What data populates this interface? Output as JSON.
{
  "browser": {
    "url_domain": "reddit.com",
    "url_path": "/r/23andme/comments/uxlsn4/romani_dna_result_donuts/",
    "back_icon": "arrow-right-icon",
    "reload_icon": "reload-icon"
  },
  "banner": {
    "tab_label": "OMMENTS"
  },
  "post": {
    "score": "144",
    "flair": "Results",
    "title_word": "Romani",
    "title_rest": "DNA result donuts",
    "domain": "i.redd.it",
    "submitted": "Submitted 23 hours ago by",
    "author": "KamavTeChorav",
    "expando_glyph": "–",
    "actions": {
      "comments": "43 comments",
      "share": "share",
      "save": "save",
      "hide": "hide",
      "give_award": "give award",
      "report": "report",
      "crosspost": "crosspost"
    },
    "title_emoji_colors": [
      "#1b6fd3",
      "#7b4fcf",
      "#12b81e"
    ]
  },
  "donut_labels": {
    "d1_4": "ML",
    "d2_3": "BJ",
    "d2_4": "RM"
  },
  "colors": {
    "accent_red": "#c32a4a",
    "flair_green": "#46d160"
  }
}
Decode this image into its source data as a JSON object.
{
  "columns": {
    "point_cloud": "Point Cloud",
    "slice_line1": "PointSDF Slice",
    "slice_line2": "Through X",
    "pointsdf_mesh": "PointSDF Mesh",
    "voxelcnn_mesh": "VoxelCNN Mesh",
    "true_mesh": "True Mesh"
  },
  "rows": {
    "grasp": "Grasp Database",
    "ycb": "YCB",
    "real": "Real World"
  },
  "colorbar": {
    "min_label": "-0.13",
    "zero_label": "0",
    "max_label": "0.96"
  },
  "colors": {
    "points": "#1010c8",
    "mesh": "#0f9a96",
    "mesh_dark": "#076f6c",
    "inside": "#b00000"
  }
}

****************************************

— TASK INSTRUCTIONS —
Above are the records; copy every line in them that holds the word "PointSDF".

— COMPLETE RESPONSE —
    "slice_line1": "PointSDF Slice",
    "pointsdf_mesh": "PointSDF Mesh",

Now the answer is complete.